INSTRUCTIONS FOR THE TASK:
Will you print the material below without altering a single character?

### PROVIDED RECORDS ###

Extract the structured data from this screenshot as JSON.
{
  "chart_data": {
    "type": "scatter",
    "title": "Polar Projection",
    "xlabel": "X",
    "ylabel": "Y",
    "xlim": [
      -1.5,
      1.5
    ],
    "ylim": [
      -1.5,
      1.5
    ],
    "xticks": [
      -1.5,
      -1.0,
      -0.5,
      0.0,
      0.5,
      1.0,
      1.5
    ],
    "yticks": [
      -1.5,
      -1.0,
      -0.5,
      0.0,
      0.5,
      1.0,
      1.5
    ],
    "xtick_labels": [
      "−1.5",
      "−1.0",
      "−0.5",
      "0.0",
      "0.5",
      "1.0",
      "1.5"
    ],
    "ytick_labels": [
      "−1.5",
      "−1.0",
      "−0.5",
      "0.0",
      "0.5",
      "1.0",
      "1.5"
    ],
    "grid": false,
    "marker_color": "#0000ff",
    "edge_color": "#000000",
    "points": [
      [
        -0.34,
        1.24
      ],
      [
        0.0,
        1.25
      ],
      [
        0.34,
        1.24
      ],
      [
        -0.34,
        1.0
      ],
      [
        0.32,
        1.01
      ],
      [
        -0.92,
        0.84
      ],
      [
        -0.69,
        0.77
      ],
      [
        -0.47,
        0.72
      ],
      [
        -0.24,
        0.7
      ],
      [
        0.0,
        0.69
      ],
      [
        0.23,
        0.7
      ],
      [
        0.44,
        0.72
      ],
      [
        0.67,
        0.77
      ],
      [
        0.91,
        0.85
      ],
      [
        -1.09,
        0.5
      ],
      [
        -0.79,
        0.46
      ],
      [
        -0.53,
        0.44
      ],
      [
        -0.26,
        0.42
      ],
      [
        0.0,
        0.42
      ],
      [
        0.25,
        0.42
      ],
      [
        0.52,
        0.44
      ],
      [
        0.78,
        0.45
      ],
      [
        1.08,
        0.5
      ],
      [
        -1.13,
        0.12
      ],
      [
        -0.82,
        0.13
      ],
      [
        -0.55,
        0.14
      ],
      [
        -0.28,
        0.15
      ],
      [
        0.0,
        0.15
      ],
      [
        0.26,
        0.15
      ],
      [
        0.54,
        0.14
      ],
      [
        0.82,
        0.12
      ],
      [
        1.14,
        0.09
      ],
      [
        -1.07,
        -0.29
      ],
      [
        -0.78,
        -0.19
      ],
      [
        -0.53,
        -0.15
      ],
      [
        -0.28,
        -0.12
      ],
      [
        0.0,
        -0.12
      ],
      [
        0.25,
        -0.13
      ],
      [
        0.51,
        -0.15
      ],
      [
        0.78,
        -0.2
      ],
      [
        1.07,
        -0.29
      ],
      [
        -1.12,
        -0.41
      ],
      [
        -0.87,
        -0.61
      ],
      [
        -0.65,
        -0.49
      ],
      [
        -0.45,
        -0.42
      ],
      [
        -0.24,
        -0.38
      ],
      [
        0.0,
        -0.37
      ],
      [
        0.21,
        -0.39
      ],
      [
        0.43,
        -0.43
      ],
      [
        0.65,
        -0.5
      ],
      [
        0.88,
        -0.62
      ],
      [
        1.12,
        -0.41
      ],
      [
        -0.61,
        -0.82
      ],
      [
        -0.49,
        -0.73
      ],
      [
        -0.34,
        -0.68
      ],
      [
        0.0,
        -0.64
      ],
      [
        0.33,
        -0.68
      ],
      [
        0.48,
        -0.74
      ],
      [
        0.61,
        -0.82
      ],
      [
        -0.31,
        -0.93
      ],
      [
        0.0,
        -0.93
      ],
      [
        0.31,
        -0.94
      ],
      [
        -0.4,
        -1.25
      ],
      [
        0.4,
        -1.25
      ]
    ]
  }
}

###

SOLUTION TO THE PROBLEM:
Extract the structured data from this screenshot as JSON.
{
  "chart_data": {
    "type": "scatter",
    "title": "Polar Projection",
    "xlabel": "X",
    "ylabel": "Y",
    "xlim": [
      -1.5,
      1.5
    ],
    "ylim": [
      -1.5,
      1.5
    ],
    "xticks": [
      -1.5,
      -1.0,
      -0.5,
      0.0,
      0.5,
      1.0,
      1.5
    ],
    "yticks": [
      -1.5,
      -1.0,
      -0.5,
      0.0,
      0.5,
      1.0,
      1.5
    ],
    "xtick_labels": [
      "−1.5",
      "−1.0",
      "−0.5",
      "0.0",
      "0.5",
      "1.0",
      "1.5"
    ],
    "ytick_labels": [
      "−1.5",
      "−1.0",
      "−0.5",
      "0.0",
      "0.5",
      "1.0",
      "1.5"
    ],
    "grid": false,
    "marker_color": "#0000ff",
    "edge_color": "#000000",
    "points": [
      [
        -0.34,
        1.24
      ],
      [
        0.0,
        1.25
      ],
      [
        0.34,
        1.24
      ],
      [
        -0.34,
        1.0
      ],
      [
        0.32,
        1.01
      ],
      [
        -0.92,
        0.84
      ],
      [
        -0.69,
        0.77
      ],
      [
        -0.47,
        0.72
      ],
      [
        -0.24,
        0.7
      ],
      [
        0.0,
        0.69
      ],
      [
        0.23,
        0.7
      ],
      [
        0.44,
        0.72
      ],
      [
        0.67,
        0.77
      ],
      [
        0.91,
        0.85
      ],
      [
        -1.09,
        0.5
      ],
      [
        -0.79,
        0.46
      ],
      [
        -0.53,
        0.44
      ],
      [
        -0.26,
        0.42
      ],
      [
        0.0,
        0.42
      ],
      [
        0.25,
        0.42
      ],
      [
        0.52,
        0.44
      ],
      [
        0.78,
        0.45
      ],
      [
        1.08,
        0.5
      ],
      [
        -1.13,
        0.12
      ],
      [
        -0.82,
        0.13
      ],
      [
        -0.55,
        0.14
      ],
      [
        -0.28,
        0.15
      ],
      [
        0.0,
        0.15
      ],
      [
        0.26,
        0.15
      ],
      [
        0.54,
        0.14
      ],
      [
        0.82,
        0.12
      ],
      [
        1.14,
        0.09
      ],
      [
        -1.07,
        -0.29
      ],
      [
        -0.78,
        -0.19
      ],
      [
        -0.53,
        -0.15
      ],
      [
        -0.28,
        -0.12
      ],
      [
        0.0,
        -0.12
      ],
      [
        0.25,
        -0.13
      ],
      [
        0.51,
        -0.15
      ],
      [
        0.78,
        -0.2
      ],
      [
        1.07,
        -0.29
      ],
      [
        -1.12,
        -0.41
      ],
      [
        -0.87,
        -0.61
      ],
      [
        -0.65,
        -0.49
      ],
      [
        -0.45,
        -0.42
      ],
      [
        -0.24,
        -0.38
      ],
      [
        0.0,
        -0.37
      ],
      [
        0.21,
        -0.39
      ],
      [
        0.43,
        -0.43
      ],
      [
        0.65,
        -0.5
      ],
      [
        0.88,
        -0.62
      ],
      [
        1.12,
        -0.41
      ],
      [
        -0.61,
        -0.82
      ],
      [
        -0.49,
        -0.73
      ],
      [
        -0.34,
        -0.68
      ],
      [
        0.0,
        -0.64
      ],
      [
        0.33,
        -0.68
      ],
      [
        0.48,
        -0.74
      ],
      [
        0.61,
        -0.82
      ],
      [
        -0.31,
        -0.93
      ],
      [
        0.0,
        -0.93
      ],
      [
        0.31,
        -0.94
      ],
      [
        -0.4,
        -1.25
      ],
      [
        0.4,
        -1.25
      ]
    ]
  }
}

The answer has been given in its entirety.